→ **Written instruction**: Output the data that follows exactly, line for line.

→ **Provided records**:
━━━

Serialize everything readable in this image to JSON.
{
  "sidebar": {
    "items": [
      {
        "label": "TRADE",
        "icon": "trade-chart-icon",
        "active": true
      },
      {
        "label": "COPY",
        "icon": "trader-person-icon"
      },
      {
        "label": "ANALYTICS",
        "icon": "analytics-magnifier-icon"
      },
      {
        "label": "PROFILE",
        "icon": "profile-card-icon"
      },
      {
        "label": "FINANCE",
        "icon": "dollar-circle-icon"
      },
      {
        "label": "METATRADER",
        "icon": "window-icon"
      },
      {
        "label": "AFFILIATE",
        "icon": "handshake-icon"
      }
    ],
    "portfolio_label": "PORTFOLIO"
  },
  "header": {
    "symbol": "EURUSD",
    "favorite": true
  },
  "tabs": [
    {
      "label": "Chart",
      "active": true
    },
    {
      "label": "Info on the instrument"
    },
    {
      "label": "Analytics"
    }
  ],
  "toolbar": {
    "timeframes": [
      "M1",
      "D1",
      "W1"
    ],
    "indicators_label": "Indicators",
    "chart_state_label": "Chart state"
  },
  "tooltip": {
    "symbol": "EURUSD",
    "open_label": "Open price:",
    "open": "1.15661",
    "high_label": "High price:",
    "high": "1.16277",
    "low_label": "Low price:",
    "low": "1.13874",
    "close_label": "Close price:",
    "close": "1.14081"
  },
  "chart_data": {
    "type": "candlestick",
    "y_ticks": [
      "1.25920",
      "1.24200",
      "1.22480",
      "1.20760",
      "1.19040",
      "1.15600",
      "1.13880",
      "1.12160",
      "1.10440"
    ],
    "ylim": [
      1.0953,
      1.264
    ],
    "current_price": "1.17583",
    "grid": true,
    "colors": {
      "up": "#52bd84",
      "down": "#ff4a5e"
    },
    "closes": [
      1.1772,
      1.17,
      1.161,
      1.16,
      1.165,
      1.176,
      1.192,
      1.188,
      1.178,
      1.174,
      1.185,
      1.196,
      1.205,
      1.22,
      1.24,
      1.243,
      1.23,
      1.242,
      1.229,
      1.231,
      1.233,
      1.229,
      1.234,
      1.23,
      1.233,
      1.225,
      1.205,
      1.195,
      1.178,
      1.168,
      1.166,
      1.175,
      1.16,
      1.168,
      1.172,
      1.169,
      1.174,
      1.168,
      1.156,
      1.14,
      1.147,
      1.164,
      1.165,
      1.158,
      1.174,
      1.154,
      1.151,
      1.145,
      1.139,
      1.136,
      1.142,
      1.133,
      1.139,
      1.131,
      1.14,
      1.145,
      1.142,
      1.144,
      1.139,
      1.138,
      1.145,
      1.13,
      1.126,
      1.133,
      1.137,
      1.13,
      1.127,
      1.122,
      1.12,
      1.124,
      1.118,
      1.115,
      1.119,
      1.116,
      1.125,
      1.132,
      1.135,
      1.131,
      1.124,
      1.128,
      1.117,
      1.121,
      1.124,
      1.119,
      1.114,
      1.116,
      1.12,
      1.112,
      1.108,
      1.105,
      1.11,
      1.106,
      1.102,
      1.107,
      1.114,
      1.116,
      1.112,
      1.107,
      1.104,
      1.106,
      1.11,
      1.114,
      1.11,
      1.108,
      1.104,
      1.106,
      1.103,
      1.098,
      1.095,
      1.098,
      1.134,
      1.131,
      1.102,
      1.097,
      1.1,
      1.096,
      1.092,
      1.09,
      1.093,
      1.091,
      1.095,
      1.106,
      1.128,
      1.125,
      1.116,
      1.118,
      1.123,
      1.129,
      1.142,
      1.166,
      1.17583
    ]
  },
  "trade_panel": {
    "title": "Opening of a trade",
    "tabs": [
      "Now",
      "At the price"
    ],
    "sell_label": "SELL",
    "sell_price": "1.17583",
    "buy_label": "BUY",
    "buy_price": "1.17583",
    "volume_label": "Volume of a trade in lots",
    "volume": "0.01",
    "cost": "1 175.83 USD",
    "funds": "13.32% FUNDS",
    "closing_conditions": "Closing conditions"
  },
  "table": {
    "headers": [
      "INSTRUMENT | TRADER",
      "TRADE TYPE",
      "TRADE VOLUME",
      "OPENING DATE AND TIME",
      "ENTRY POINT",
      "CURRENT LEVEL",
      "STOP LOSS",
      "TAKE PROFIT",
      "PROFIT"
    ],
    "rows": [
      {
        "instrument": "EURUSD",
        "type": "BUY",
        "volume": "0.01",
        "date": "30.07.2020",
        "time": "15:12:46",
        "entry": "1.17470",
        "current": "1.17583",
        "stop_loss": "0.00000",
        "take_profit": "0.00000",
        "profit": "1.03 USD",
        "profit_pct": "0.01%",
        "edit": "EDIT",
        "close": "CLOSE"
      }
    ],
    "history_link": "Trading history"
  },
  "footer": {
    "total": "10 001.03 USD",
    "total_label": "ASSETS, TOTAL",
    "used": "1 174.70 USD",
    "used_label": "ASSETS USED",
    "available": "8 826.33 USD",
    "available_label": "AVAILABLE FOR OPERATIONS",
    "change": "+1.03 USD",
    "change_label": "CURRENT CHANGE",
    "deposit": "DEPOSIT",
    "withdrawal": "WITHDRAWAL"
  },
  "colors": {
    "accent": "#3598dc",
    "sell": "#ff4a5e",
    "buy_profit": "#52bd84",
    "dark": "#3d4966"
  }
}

━━━

→ **Written reply**:
Serialize everything readable in this image to JSON.
{
  "sidebar": {
    "items": [
      {
        "label": "TRADE",
        "icon": "trade-chart-icon",
        "active": true
      },
      {
        "label": "COPY",
        "icon": "trader-person-icon"
      },
      {
        "label": "ANALYTICS",
        "icon": "analytics-magnifier-icon"
      },
      {
        "label": "PROFILE",
        "icon": "profile-card-icon"
      },
      {
        "label": "FINANCE",
        "icon": "dollar-circle-icon"
      },
      {
        "label": "METATRADER",
        "icon": "window-icon"
      },
      {
        "label": "AFFILIATE",
        "icon": "handshake-icon"
      }
    ],
    "portfolio_label": "PORTFOLIO"
  },
  "header": {
    "symbol": "EURUSD",
    "favorite": true
  },
  "tabs": [
    {
      "label": "Chart",
      "active": true
    },
    {
      "label": "Info on the instrument"
    },
    {
      "label": "Analytics"
    }
  ],
  "toolbar": {
    "timeframes": [
      "M1",
      "D1",
      "W1"
    ],
    "indicators_label": "Indicators",
    "chart_state_label": "Chart state"
  },
  "tooltip": {
    "symbol": "EURUSD",
    "open_label": "Open price:",
    "open": "1.15661",
    "high_label": "High price:",
    "high": "1.16277",
    "low_label": "Low price:",
    "low": "1.13874",
    "close_label": "Close price:",
    "close": "1.14081"
  },
  "chart_data": {
    "type": "candlestick",
    "y_ticks": [
      "1.25920",
      "1.24200",
      "1.22480",
      "1.20760",
      "1.19040",
      "1.15600",
      "1.13880",
      "1.12160",
      "1.10440"
    ],
    "ylim": [
      1.0953,
      1.264
    ],
    "current_price": "1.17583",
    "grid": true,
    "colors": {
      "up": "#52bd84",
      "down": "#ff4a5e"
    },
    "closes": [
      1.1772,
      1.17,
      1.161,
      1.16,
      1.165,
      1.176,
      1.192,
      1.188,
      1.178,
      1.174,
      1.185,
      1.196,
      1.205,
      1.22,
      1.24,
      1.243,
      1.23,
      1.242,
      1.229,
      1.231,
      1.233,
      1.229,
      1.234,
      1.23,
      1.233,
      1.225,
      1.205,
      1.195,
      1.178,
      1.168,
      1.166,
      1.175,
      1.16,
      1.168,
      1.172,
      1.169,
      1.174,
      1.168,
      1.156,
      1.14,
      1.147,
      1.164,
      1.165,
      1.158,
      1.174,
      1.154,
      1.151,
      1.145,
      1.139,
      1.136,
      1.142,
      1.133,
      1.139,
      1.131,
      1.14,
      1.145,
      1.142,
      1.144,
      1.139,
      1.138,
      1.145,
      1.13,
      1.126,
      1.133,
      1.137,
      1.13,
      1.127,
      1.122,
      1.12,
      1.124,
      1.118,
      1.115,
      1.119,
      1.116,
      1.125,
      1.132,
      1.135,
      1.131,
      1.124,
      1.128,
      1.117,
      1.121,
      1.124,
      1.119,
      1.114,
      1.116,
      1.12,
      1.112,
      1.108,
      1.105,
      1.11,
      1.106,
      1.102,
      1.107,
      1.114,
      1.116,
      1.112,
      1.107,
      1.104,
      1.106,
      1.11,
      1.114,
      1.11,
      1.108,
      1.104,
      1.106,
      1.103,
      1.098,
      1.095,
      1.098,
      1.134,
      1.131,
      1.102,
      1.097,
      1.1,
      1.096,
      1.092,
      1.09,
      1.093,
      1.091,
      1.095,
      1.106,
      1.128,
      1.125,
      1.116,
      1.118,
      1.123,
      1.129,
      1.142,
      1.166,
      1.17583
    ]
  },
  "trade_panel": {
    "title": "Opening of a trade",
    "tabs": [
      "Now",
      "At the price"
    ],
    "sell_label": "SELL",
    "sell_price": "1.17583",
    "buy_label": "BUY",
    "buy_price": "1.17583",
    "volume_label": "Volume of a trade in lots",
    "volume": "0.01",
    "cost": "1 175.83 USD",
    "funds": "13.32% FUNDS",
    "closing_conditions": "Closing conditions"
  },
  "table": {
    "headers": [
      "INSTRUMENT | TRADER",
      "TRADE TYPE",
      "TRADE VOLUME",
      "OPENING DATE AND TIME",
      "ENTRY POINT",
      "CURRENT LEVEL",
      "STOP LOSS",
      "TAKE PROFIT",
      "PROFIT"
    ],
    "rows": [
      {
        "instrument": "EURUSD",
        "type": "BUY",
        "volume": "0.01",
        "date": "30.07.2020",
        "time": "15:12:46",
        "entry": "1.17470",
        "current": "1.17583",
        "stop_loss": "0.00000",
        "take_profit": "0.00000",
        "profit": "1.03 USD",
        "profit_pct": "0.01%",
        "edit": "EDIT",
        "close": "CLOSE"
      }
    ],
    "history_link": "Trading history"
  },
  "footer": {
    "total": "10 001.03 USD",
    "total_label": "ASSETS, TOTAL",
    "used": "1 174.70 USD",
    "used_label": "ASSETS USED",
    "available": "8 826.33 USD",
    "available_label": "AVAILABLE FOR OPERATIONS",
    "change": "+1.03 USD",
    "change_label": "CURRENT CHANGE",
    "deposit": "DEPOSIT",
    "withdrawal": "WITHDRAWAL"
  },
  "colors": {
    "accent": "#3598dc",
    "sell": "#ff4a5e",
    "buy_profit": "#52bd84",
    "dark": "#3d4966"
  }
}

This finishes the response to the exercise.